Exercise text:
————————

The copy-region-as-kill function is written so that two or more kills in a row combine their text into a single entry. If you yank back the text from the kill ring, you get it all in one piece. Moreover, kills that kill forward from the current position of the cursor are added to the end of the previously copied text and commands that copy text backwards add it to the beginning of the previously copied text. This way, the words in the text stay in the proper order.

The function makes use of two variables that keep track of the current and previous Emacs command. The two variables are this-command and last-command.

Normally, whenever a function is executed, Emacs sets the value of this-command to the function being executed (which in this case would be copy-region-as-kill). At the same time, Emacs sets the value of last-command to the previous value of this-command. However, the copy-region-as-kill command is different; it sets the value of this-command to kill-region, which is the name of the function that calls copy-region-as-kill.

————————

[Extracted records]
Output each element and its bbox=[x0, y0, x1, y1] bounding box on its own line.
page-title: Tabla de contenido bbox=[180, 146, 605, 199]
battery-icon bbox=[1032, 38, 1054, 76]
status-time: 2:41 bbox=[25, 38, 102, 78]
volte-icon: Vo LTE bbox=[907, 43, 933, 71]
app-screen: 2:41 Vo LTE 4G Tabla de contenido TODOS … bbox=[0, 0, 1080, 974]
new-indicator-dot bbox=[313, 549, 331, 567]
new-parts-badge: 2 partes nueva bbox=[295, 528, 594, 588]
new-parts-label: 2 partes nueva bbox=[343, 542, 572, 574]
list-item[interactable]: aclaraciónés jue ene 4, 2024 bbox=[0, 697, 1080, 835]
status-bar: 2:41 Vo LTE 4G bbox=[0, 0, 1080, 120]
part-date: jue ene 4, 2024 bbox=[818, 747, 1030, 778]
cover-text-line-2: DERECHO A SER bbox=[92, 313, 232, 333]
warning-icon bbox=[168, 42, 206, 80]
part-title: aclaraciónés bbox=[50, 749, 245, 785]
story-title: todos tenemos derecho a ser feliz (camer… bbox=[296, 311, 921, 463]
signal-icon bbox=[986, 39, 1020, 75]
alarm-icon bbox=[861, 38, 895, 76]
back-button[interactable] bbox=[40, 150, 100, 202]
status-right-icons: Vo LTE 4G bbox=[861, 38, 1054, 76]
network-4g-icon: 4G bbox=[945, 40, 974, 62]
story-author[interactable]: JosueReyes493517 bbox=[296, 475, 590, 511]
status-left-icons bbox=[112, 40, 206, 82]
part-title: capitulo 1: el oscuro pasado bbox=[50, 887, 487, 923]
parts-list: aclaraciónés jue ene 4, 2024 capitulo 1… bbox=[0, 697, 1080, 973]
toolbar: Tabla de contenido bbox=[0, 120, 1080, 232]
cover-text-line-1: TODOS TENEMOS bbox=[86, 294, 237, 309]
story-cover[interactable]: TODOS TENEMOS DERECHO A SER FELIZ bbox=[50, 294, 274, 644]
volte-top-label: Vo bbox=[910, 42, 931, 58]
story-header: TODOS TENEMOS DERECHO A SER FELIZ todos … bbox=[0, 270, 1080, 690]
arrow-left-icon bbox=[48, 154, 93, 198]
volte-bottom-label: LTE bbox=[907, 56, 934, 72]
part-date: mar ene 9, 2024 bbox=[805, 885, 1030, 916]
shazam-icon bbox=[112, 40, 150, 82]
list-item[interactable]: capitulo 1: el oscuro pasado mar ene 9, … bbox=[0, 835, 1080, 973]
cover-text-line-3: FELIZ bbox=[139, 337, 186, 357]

————————

Questions to answer:
1/ Answer these questions about the copy-region-as-kill text:
(a) Where are kills that kill forward from the cursor's current position added?
(b) Which two variables does the function use to track the current and previous Emacs command?
(c) To what value does copy-region-as-kill set this-command?
2/ Reproduce the copy-region-as-kill text word for word, starting with "The function makes" and going on through "this-command and last-command.".
3/ Write the next part of the copy-region-as-kill text, picking up after its final sentence.

Answers provided:
1/
(a) They are added to the end of the previously copied text.
(b) this-command and last-command.
(c) kill-region.

2/
The function makes use of two variables that keep track of the current and previous Emacs command. The two variables are this-command and last-command.

3/
In the first part of the body of the copy-region-as-kill function, an if expression determines whether the value of last-command is kill-region. If so, the then-part of the if expression is evaluated; it uses the kill-append function to concatenate the text copied at this call to the function with the text already in the first element (the CAR) of the kill ring. On the other hand, if the value of last-command is not kill-region, then the copy-region-as-kill function attaches a new element to the kill ring.

The if expression reads as follows; it uses eq, which is a function we have not yet seen:

(if (eq last-command 'kill-region)
    ;; then-part
    (kill-append (buffer-substring beg end) (< end beg))

The eq function tests whether its first argument is the same Lisp object as its second argument. The eq function is similar to the equal function in that it is used to test for equality, but differs in that it determines whether two representations are actually the same object inside the computer, but with different names. equal determines whether the structure and contents of two expressions are the same.